__What is asked__. Identify the lines that include the word "پایین", then copy all of them.

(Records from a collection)
__________________________________________________

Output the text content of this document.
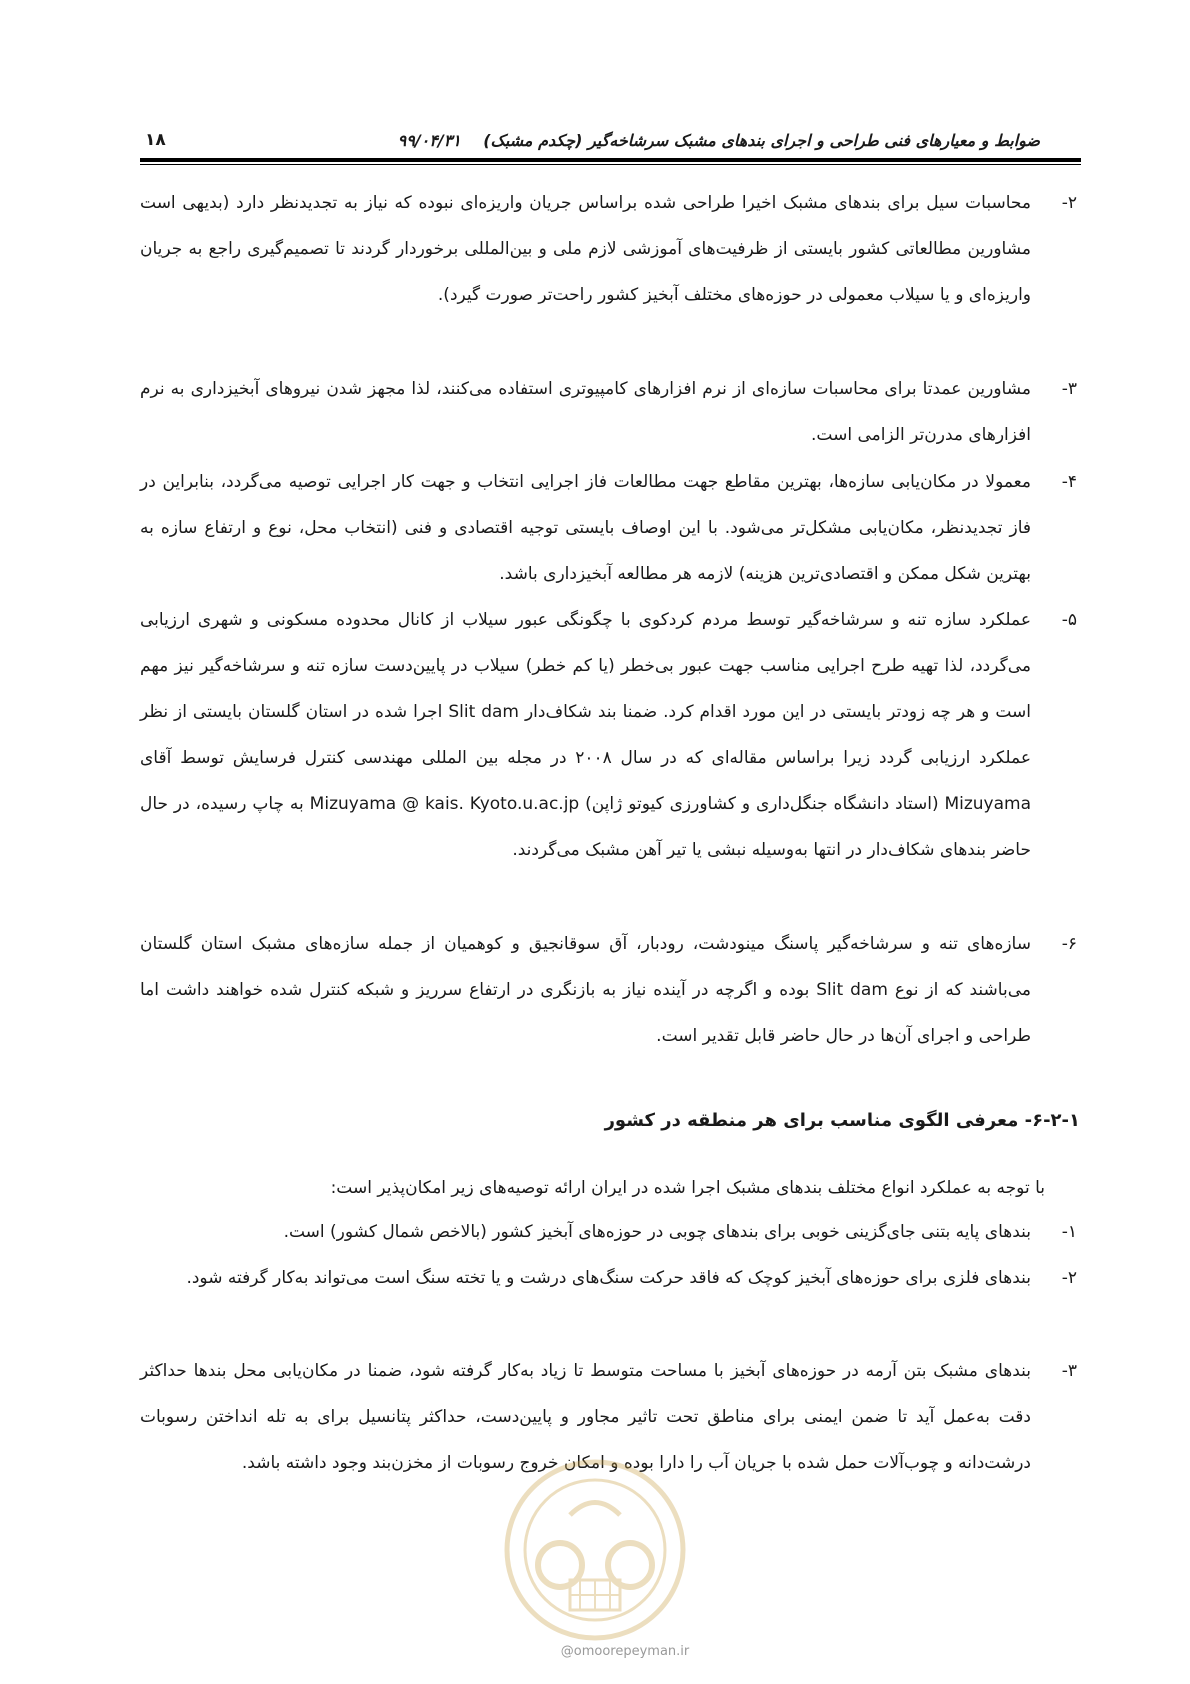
۱۸	ضوابط و معیارهای فنی طراحی و اجرای بندهای مشبک سرشاخه‌گیر (چکدم مشبک)    ۹۹/۰۴/۳۱
۲-
محاسبات سیل برای بندهای مشبک اخیرا طراحی شده براساس جریان واریزه‌ای نبوده که نیاز به تجدیدنظر دارد (بدیهی است مشاورین مطالعاتی کشور بایستی از ظرفیت‌های آموزشی لازم ملی و بین‌المللی برخوردار گردند تا تصمیم‌گیری راجع به جریان واریزه‌ای و یا سیلاب معمولی در حوزه‌های مختلف آبخیز کشور راحت‌تر صورت گیرد).
۳-
مشاورین عمدتا برای محاسبات سازه‌ای از نرم افزارهای کامپیوتری استفاده می‌کنند، لذا مجهز شدن نیروهای آبخیزداری به نرم افزارهای مدرن‌تر الزامی است.
۴-
معمولا در مکان‌یابی سازه‌ها، بهترین مقاطع جهت مطالعات فاز اجرایی انتخاب و جهت کار اجرایی توصیه می‌گردد، بنابراین در فاز تجدیدنظر، مکان‌یابی مشکل‌تر می‌شود. با این اوصاف بایستی توجیه اقتصادی و فنی (انتخاب محل، نوع و ارتفاع سازه به بهترین شکل ممکن و اقتصادی‌ترین هزینه) لازمه هر مطالعه آبخیزداری باشد.
۵-
عملکرد سازه تنه و سرشاخه‌گیر توسط مردم کردکوی با چگونگی عبور سیلاب از کانال محدوده مسکونی و شهری ارزیابی می‌گردد، لذا تهیه طرح اجرایی مناسب جهت عبور بی‌خطر (یا کم خطر) سیلاب در پایین‌دست سازه تنه و سرشاخه‌گیر نیز مهم است و هر چه زودتر بایستی در این مورد اقدام کرد. ضمنا بند شکاف‌دار Slit dam اجرا شده در استان گلستان بایستی از نظر عملکرد ارزیابی گردد زیرا براساس مقاله‌ای که در سال ۲۰۰۸ در مجله بین المللی مهندسی کنترل فرسایش توسط آقای Mizuyama (استاد دانشگاه جنگل‌داری و کشاورزی کیوتو ژاپن) Mizuyama @ kais. Kyoto.u.ac.jp به چاپ رسیده، در حال حاضر بندهای شکاف‌دار در انتها به‌وسیله نبشی یا تیر آهن مشبک می‌گردند.
۶-
سازه‌های تنه و سرشاخه‌گیر پاسنگ مینودشت، رودبار، آق سوقانجیق و کوهمیان از جمله سازه‌های مشبک استان گلستان می‌باشند که از نوع Slit dam بوده و اگرچه در آینده نیاز به بازنگری در ارتفاع سرریز و شبکه کنترل شده خواهند داشت اما طراحی و اجرای آن‌ها در حال حاضر قابل تقدیر است.
۶-۲-۱- معرفی الگوی مناسب برای هر منطقه در کشور
با توجه به عملکرد انواع مختلف بندهای مشبک اجرا شده در ایران ارائه توصیه‌های زیر امکان‌پذیر است:
۱-
بندهای پایه بتنی جای‌گزینی خوبی برای بندهای چوبی در حوزه‌های آبخیز کشور (بالاخص شمال کشور) است.
۲-
بندهای فلزی برای حوزه‌های آبخیز کوچک که فاقد حرکت سنگ‌های درشت و یا تخته سنگ است می‌تواند به‌کار گرفته شود.
۳-
بندهای مشبک بتن آرمه در حوزه‌های آبخیز با مساحت متوسط تا زیاد به‌کار گرفته شود، ضمنا در مکان‌یابی محل بندها حداکثر دقت به‌عمل آید تا ضمن ایمنی برای مناطق تحت تاثیر مجاور و پایین‌دست، حداکثر پتانسیل برای به تله انداختن رسوبات درشت‌دانه و چوب‌آلات حمل شده با جریان آب را دارا بوده و امکان خروج رسوبات از مخزن‌بند وجود داشته باشد.
@omoorepeyman.ir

__________________________________________________

__Solution__.
عملکرد سازه تنه و سرشاخه‌گیر توسط مردم کردکوی با چگونگی عبور سیلاب از کانال محدوده مسکونی و شهری ارزیابی می‌گردد، لذا تهیه طرح اجرایی مناسب جهت عبور بی‌خطر (یا کم خطر) سیلاب در پایین‌دست سازه تنه و سرشاخه‌گیر نیز مهم است و هر چه زودتر بایستی در این مورد اقدام کرد. ضمنا بند شکاف‌دار Slit dam اجرا شده در استان گلستان بایستی از نظر عملکرد ارزیابی گردد زیرا براساس مقاله‌ای که در سال ۲۰۰۸ در مجله بین المللی مهندسی کنترل فرسایش توسط آقای Mizuyama (استاد دانشگاه جنگل‌داری و کشاورزی کیوتو ژاپن) Mizuyama @ kais. Kyoto.u.ac.jp به چاپ رسیده، در حال حاضر بندهای شکاف‌دار در انتها به‌وسیله نبشی یا تیر آهن مشبک می‌گردند.
بندهای مشبک بتن آرمه در حوزه‌های آبخیز با مساحت متوسط تا زیاد به‌کار گرفته شود، ضمنا در مکان‌یابی محل بندها حداکثر دقت به‌عمل آید تا ضمن ایمنی برای مناطق تحت تاثیر مجاور و پایین‌دست، حداکثر پتانسیل برای به تله انداختن رسوبات درشت‌دانه و چوب‌آلات حمل شده با جریان آب را دارا بوده و امکان خروج رسوبات از مخزن‌بند وجود داشته باشد.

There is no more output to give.